BEGIN

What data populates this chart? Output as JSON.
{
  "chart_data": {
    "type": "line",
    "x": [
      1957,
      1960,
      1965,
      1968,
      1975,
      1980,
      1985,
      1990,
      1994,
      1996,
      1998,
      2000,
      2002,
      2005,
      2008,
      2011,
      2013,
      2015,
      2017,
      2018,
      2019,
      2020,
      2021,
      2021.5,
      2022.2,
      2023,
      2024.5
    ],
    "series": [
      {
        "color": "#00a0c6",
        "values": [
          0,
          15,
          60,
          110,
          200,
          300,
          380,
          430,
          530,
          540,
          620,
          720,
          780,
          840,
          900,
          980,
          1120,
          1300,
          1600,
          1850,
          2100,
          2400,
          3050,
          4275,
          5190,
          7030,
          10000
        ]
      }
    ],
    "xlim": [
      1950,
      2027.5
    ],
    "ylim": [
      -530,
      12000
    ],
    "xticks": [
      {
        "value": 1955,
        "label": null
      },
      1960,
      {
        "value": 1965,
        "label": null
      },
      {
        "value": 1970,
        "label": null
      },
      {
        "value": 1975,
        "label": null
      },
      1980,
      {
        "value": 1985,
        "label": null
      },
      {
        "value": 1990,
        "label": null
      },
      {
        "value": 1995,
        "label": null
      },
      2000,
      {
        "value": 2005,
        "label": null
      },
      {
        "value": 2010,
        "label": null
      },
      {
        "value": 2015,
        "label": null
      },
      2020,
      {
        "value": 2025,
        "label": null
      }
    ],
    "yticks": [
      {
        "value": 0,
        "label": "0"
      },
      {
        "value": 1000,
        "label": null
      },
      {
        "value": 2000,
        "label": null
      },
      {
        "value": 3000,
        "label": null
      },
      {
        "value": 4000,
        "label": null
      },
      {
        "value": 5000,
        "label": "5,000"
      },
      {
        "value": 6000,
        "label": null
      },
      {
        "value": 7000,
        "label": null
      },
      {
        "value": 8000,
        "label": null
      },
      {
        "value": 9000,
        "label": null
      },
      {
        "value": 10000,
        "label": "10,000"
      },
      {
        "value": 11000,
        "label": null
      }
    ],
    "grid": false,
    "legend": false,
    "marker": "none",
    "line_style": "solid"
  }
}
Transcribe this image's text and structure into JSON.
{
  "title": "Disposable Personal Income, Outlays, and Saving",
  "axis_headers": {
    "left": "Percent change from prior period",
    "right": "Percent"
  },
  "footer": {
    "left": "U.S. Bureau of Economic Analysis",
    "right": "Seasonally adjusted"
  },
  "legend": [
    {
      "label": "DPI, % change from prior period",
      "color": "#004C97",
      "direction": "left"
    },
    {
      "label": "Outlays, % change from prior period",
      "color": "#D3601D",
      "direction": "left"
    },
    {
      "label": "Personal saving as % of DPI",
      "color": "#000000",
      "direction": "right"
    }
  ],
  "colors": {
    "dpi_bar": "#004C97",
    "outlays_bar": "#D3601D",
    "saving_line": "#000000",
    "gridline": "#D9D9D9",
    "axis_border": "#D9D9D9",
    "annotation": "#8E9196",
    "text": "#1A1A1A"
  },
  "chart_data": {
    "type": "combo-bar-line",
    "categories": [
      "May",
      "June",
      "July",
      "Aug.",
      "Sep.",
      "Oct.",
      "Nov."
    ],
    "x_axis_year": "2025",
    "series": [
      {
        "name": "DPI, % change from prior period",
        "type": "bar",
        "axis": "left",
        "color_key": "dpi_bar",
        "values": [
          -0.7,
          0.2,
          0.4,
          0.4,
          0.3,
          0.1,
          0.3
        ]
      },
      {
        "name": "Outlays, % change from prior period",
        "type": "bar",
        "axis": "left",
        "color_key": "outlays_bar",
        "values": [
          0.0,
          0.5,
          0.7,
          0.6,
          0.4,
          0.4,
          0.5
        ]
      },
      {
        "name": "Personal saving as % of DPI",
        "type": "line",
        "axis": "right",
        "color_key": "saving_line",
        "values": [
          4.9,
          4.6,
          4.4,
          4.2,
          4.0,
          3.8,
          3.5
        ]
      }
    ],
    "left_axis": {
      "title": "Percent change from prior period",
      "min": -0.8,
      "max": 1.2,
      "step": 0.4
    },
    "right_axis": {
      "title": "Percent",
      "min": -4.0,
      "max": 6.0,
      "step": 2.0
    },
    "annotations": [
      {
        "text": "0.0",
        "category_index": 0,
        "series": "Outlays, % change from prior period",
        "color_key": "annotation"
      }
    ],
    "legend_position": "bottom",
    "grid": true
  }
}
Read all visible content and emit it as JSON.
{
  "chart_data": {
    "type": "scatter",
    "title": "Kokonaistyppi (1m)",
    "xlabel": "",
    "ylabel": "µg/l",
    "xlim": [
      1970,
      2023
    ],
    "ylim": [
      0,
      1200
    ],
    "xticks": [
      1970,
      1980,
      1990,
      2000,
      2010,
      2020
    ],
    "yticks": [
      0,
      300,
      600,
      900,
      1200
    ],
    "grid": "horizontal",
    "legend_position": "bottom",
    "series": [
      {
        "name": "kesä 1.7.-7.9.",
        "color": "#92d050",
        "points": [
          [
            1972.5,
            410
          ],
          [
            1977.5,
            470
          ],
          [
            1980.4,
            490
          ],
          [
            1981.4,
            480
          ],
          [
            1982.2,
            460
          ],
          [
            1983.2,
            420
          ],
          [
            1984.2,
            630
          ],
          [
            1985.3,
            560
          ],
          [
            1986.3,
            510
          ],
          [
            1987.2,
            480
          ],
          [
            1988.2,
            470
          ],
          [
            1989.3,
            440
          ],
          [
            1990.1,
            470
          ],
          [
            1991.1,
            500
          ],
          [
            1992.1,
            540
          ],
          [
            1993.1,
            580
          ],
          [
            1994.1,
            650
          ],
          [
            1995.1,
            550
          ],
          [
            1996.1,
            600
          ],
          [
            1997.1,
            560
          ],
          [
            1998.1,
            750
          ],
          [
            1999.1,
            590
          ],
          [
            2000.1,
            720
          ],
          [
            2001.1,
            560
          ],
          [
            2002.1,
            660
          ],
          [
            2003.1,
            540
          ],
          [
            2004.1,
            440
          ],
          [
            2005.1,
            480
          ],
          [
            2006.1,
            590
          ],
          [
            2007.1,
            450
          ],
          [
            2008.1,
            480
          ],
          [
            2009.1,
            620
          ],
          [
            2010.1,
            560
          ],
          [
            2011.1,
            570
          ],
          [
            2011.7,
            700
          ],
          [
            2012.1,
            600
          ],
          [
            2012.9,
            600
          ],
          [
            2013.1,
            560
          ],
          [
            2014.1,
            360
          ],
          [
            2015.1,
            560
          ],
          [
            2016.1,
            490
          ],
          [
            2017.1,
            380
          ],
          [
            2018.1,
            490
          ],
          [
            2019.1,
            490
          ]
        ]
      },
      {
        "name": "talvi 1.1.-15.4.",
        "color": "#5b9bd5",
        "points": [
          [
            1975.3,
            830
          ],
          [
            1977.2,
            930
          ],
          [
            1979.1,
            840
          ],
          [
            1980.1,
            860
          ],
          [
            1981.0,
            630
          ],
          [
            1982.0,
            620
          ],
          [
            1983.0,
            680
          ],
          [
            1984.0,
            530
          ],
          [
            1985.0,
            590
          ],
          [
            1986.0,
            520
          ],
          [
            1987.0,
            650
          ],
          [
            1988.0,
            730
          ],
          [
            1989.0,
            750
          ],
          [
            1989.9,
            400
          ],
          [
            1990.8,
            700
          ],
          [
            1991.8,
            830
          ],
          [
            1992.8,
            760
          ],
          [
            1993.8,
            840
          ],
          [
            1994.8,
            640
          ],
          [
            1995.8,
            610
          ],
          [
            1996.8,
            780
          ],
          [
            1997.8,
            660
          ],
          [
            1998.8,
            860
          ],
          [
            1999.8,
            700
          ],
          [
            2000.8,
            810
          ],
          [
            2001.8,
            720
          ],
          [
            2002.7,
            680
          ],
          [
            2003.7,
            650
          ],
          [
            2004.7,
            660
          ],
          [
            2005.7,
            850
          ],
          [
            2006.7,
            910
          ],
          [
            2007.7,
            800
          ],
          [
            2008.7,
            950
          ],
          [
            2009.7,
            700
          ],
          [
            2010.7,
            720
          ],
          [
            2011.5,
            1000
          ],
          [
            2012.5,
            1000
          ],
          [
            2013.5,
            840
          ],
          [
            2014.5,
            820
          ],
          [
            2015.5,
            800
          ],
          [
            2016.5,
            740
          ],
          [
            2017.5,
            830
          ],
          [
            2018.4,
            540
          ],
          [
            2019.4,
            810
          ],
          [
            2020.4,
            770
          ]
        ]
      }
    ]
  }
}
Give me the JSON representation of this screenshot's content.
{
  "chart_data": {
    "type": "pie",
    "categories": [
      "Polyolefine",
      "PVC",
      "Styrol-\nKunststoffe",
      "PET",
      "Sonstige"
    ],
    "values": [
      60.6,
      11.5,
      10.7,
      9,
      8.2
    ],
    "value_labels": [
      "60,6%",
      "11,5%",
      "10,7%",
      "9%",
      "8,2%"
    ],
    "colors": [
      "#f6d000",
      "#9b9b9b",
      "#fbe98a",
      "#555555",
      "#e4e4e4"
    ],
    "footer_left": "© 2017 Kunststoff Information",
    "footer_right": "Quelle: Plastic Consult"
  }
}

END

Scan the material above. Extract every line in which the word "Percent" occurs.

* _RESULT OF THE EXERCISE_:
    "left": "Percent change from prior period",
    "right": "Percent"
      "title": "Percent change from prior period",
      "title": "Percent",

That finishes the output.